• [Written instruction]
Within the records below, find each line that holds the string "title", then copy it.
---
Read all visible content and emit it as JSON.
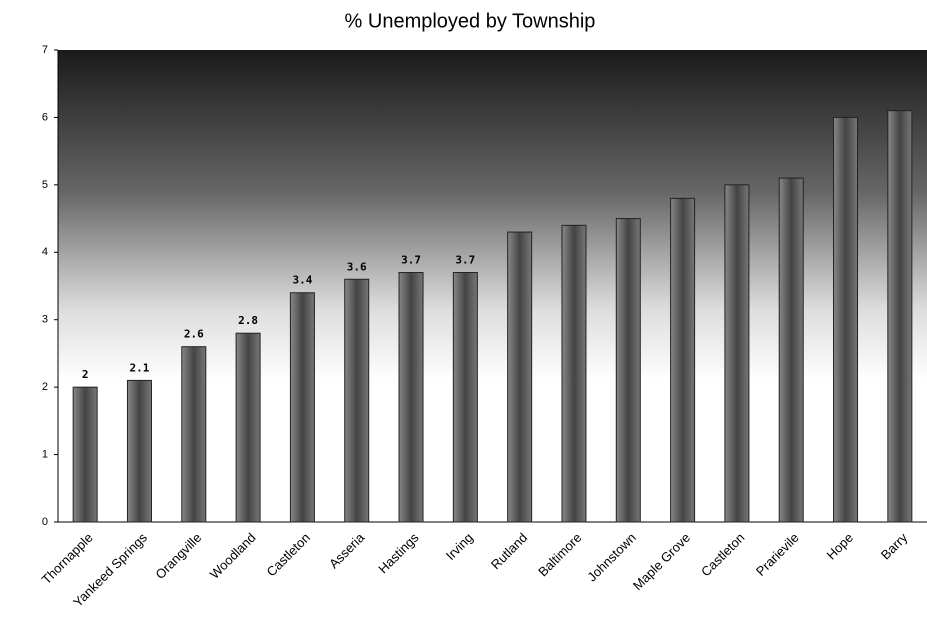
{
  "chart_data": {
    "type": "bar",
    "title": "% Unemployed by Township",
    "categories": [
      "Thornapple",
      "Yankeed Springs",
      "Orangville",
      "Woodland",
      "Castleton",
      "Asseria",
      "Hastings",
      "Irving",
      "Rutland",
      "Baltimore",
      "Johnstown",
      "Maple Grove",
      "Castleton",
      "Prarievile",
      "Hope",
      "Barry"
    ],
    "values": [
      2,
      2.1,
      2.6,
      2.8,
      3.4,
      3.6,
      3.7,
      3.7,
      4.3,
      4.4,
      4.5,
      4.8,
      5.0,
      5.1,
      6.0,
      6.1
    ],
    "value_labels": [
      "2",
      "2.1",
      "2.6",
      "2.8",
      "3.4",
      "3.6",
      "3.7",
      "3.7",
      null,
      null,
      null,
      null,
      null,
      null,
      null,
      null
    ],
    "color": "#555555",
    "ylim": [
      0,
      7
    ],
    "yticks": [
      0,
      1,
      2,
      3,
      4,
      5,
      6,
      7
    ],
    "grid": false
  }
}
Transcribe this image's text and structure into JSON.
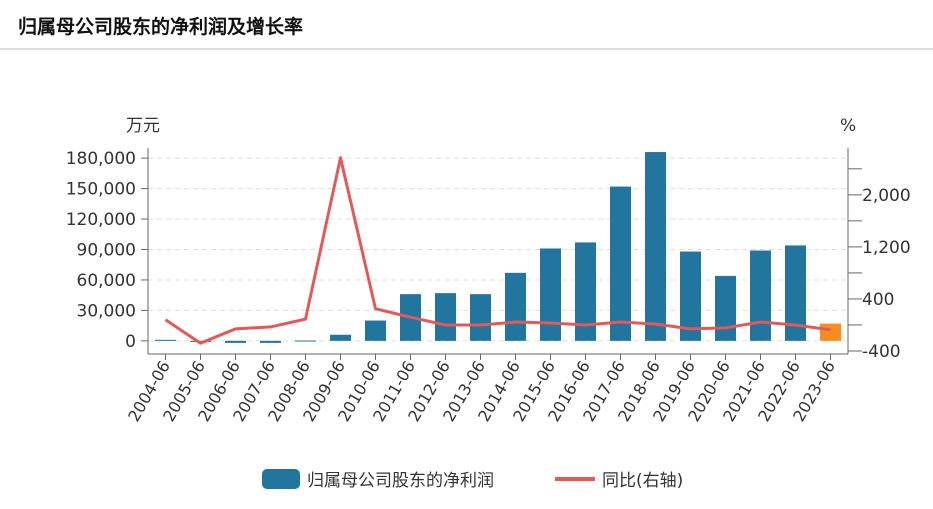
{
  "header": {
    "title": "归属母公司股东的净利润及增长率"
  },
  "chart_data": {
    "type": "bar+line",
    "title": "归属母公司股东的净利润及增长率",
    "left_unit": "万元",
    "right_unit": "%",
    "categories": [
      "2004-06",
      "2005-06",
      "2006-06",
      "2007-06",
      "2008-06",
      "2009-06",
      "2010-06",
      "2011-06",
      "2012-06",
      "2013-06",
      "2014-06",
      "2015-06",
      "2016-06",
      "2017-06",
      "2018-06",
      "2019-06",
      "2020-06",
      "2021-06",
      "2022-06",
      "2023-06"
    ],
    "series": [
      {
        "name": "归属母公司股东的净利润",
        "type": "bar",
        "axis": "left",
        "color": "#21759f",
        "highlight_color": "#f68b1f",
        "values": [
          1000,
          -1000,
          -2000,
          -2000,
          300,
          6000,
          20000,
          46000,
          47000,
          46000,
          67000,
          91000,
          97000,
          152000,
          186000,
          88000,
          64000,
          89000,
          94000,
          17000
        ]
      },
      {
        "name": "同比(右轴)",
        "type": "line",
        "axis": "right",
        "color": "#e05a5a",
        "values": [
          80,
          -280,
          -60,
          -30,
          90,
          2570,
          250,
          120,
          0,
          0,
          45,
          30,
          0,
          45,
          15,
          -60,
          -45,
          45,
          0,
          -75
        ]
      }
    ],
    "left_ticks": [
      "0",
      "30,000",
      "60,000",
      "90,000",
      "120,000",
      "150,000",
      "180,000"
    ],
    "left_tick_values": [
      0,
      30000,
      60000,
      90000,
      120000,
      150000,
      180000
    ],
    "left_range": [
      -10000,
      190000
    ],
    "right_ticks": [
      "-400",
      "400",
      "1,200",
      "2,000"
    ],
    "right_tick_values": [
      -400,
      400,
      1200,
      2000
    ],
    "right_minor_values": [
      0,
      800,
      1600,
      2400
    ],
    "right_range": [
      -400,
      2720
    ],
    "legend": {
      "position": "bottom",
      "bar_label": "归属母公司股东的净利润",
      "line_label": "同比(右轴)"
    }
  }
}
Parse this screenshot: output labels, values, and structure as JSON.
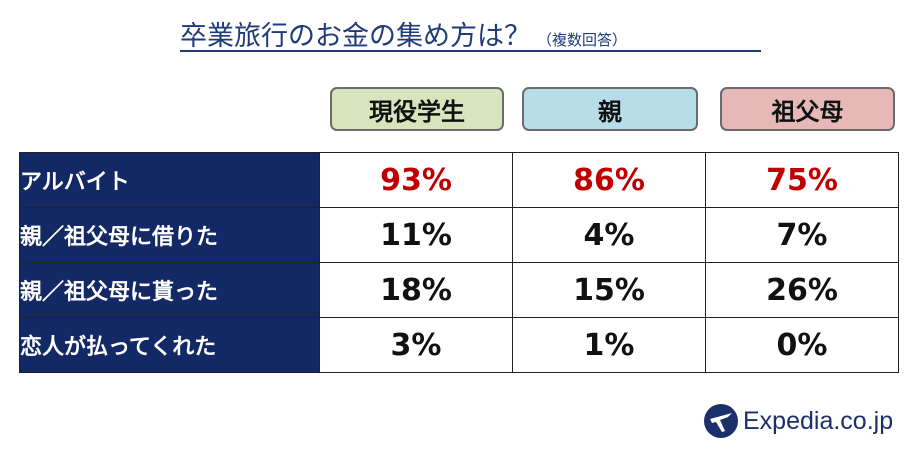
{
  "title": {
    "main": "卒業旅行のお金の集め方は？",
    "sub": "（複数回答）"
  },
  "chart_data": {
    "type": "table",
    "title": "卒業旅行のお金の集め方は？（複数回答）",
    "columns": [
      "現役学生",
      "親",
      "祖父母"
    ],
    "column_colors": [
      "#d8e4bc",
      "#b7dde8",
      "#e6b9b8"
    ],
    "rows": [
      {
        "label": "アルバイト",
        "values": [
          "93%",
          "86%",
          "75%"
        ],
        "highlight": true
      },
      {
        "label": "親／祖父母に借りた",
        "values": [
          "11%",
          "4%",
          "7%"
        ]
      },
      {
        "label": "親／祖父母に貰った",
        "values": [
          "18%",
          "15%",
          "26%"
        ]
      },
      {
        "label": "恋人が払ってくれた",
        "values": [
          "3%",
          "1%",
          "0%"
        ]
      }
    ],
    "highlight_color": "#c00000",
    "row_label_background": "#132966"
  },
  "logo": {
    "text": "Expedia.co.jp",
    "icon": "expedia-plane-icon"
  }
}
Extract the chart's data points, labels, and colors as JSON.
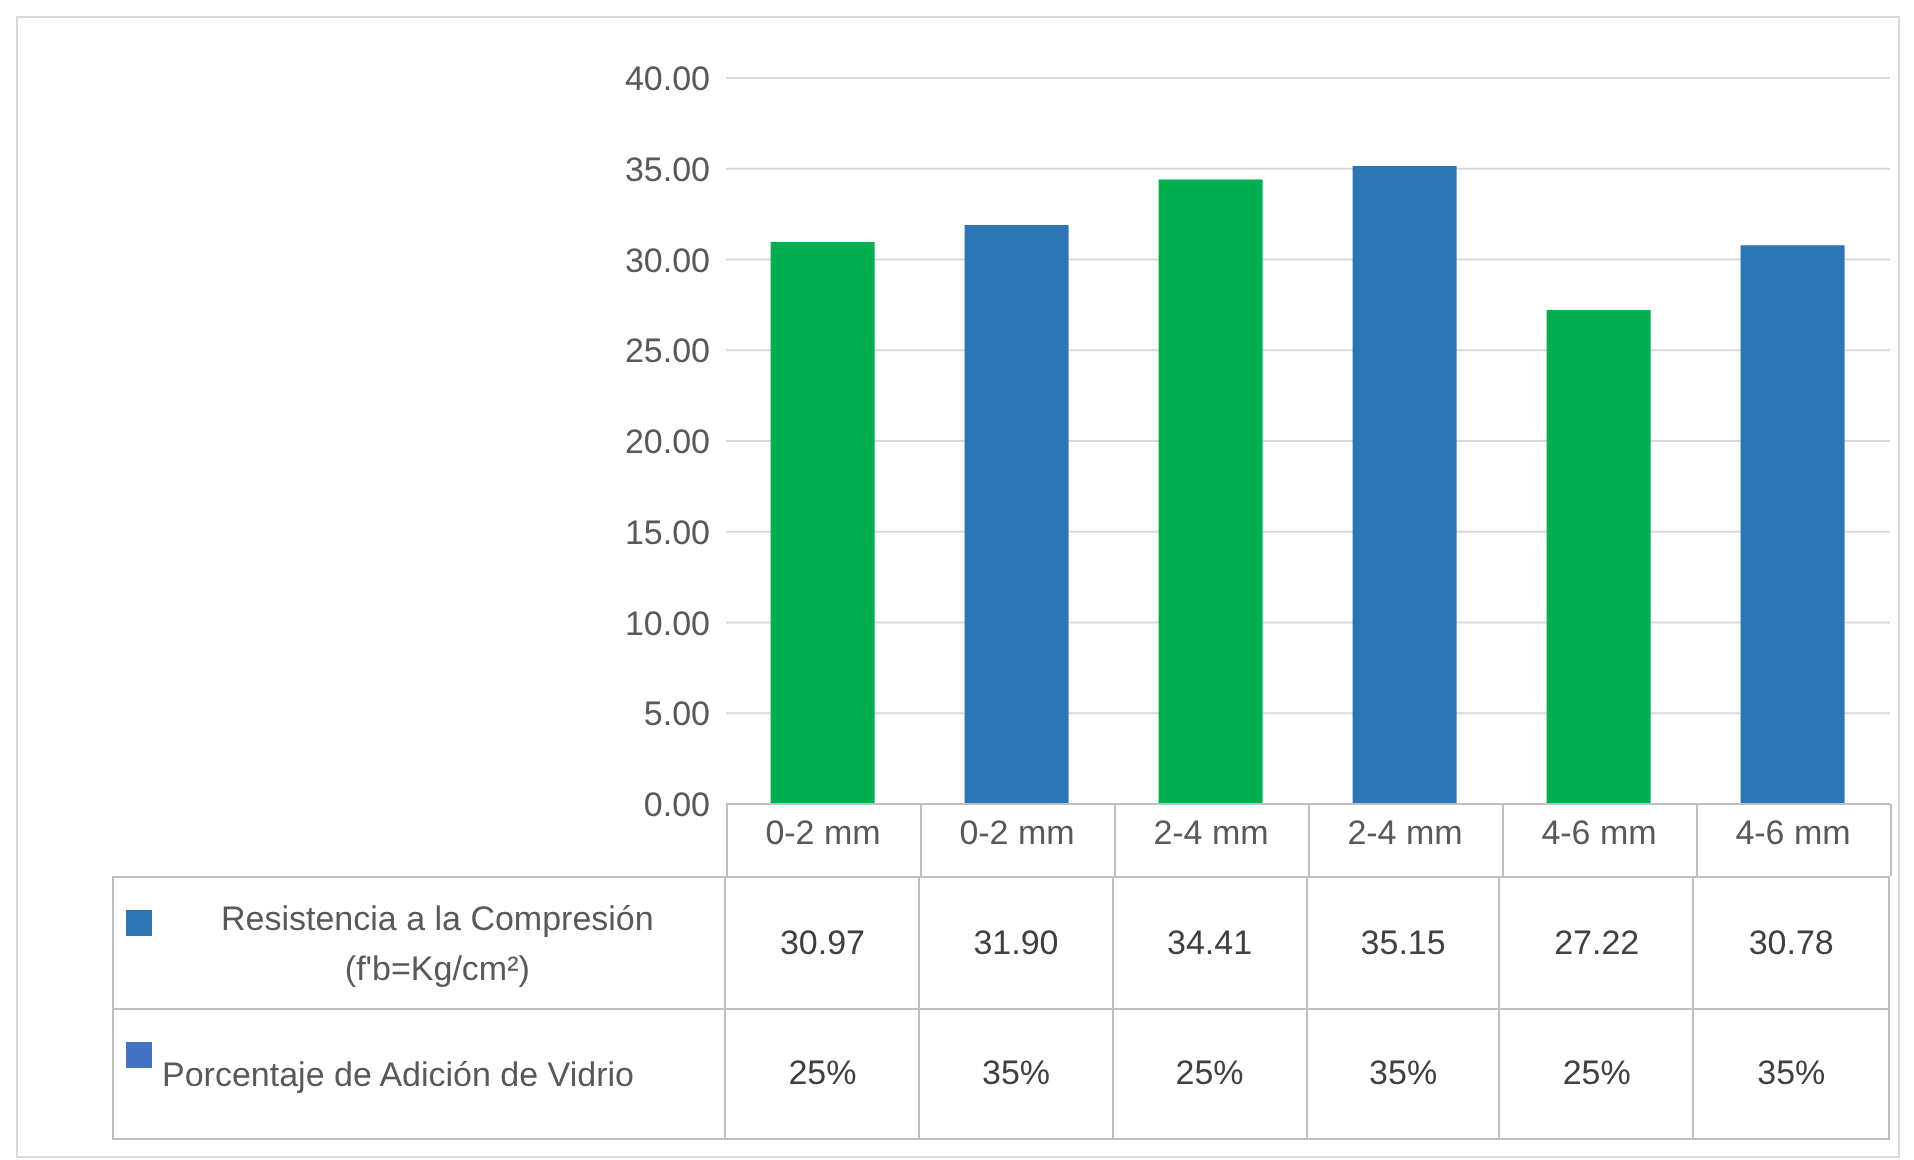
{
  "chart_data": {
    "type": "bar",
    "categories": [
      "0-2 mm",
      "0-2 mm",
      "2-4 mm",
      "2-4 mm",
      "4-6 mm",
      "4-6 mm"
    ],
    "series": [
      {
        "name": "Resistencia a la Compresión (f'b=Kg/cm²)",
        "color": "#2e75b6",
        "colors": [
          "#00b050",
          "#2e75b6",
          "#00b050",
          "#2e75b6",
          "#00b050",
          "#2e75b6"
        ],
        "values": [
          30.97,
          31.9,
          34.41,
          35.15,
          27.22,
          30.78
        ],
        "value_labels": [
          "30.97",
          "31.90",
          "34.41",
          "35.15",
          "27.22",
          "30.78"
        ]
      }
    ],
    "ylim": [
      0,
      40
    ],
    "yticks": [
      {
        "value": 0,
        "label": "0.00"
      },
      {
        "value": 5,
        "label": "5.00"
      },
      {
        "value": 10,
        "label": "10.00"
      },
      {
        "value": 15,
        "label": "15.00"
      },
      {
        "value": 20,
        "label": "20.00"
      },
      {
        "value": 25,
        "label": "25.00"
      },
      {
        "value": 30,
        "label": "30.00"
      },
      {
        "value": 35,
        "label": "35.00"
      },
      {
        "value": 40,
        "label": "40.00"
      }
    ],
    "grid": "y",
    "annotations": [
      "Porcentaje de Adición de Vidrio",
      "25%",
      "35%",
      "25%",
      "35%",
      "25%",
      "35%"
    ]
  }
}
---
• [Answer below]
    "title": "% Unemployed by Township",
    "title": "归属母公司股东的净利润及增长率"
    "title": "归属母公司股东的净利润及增长率",
  "title": {
    "title": "卒業旅行のお金の集め方は？（複数回答）",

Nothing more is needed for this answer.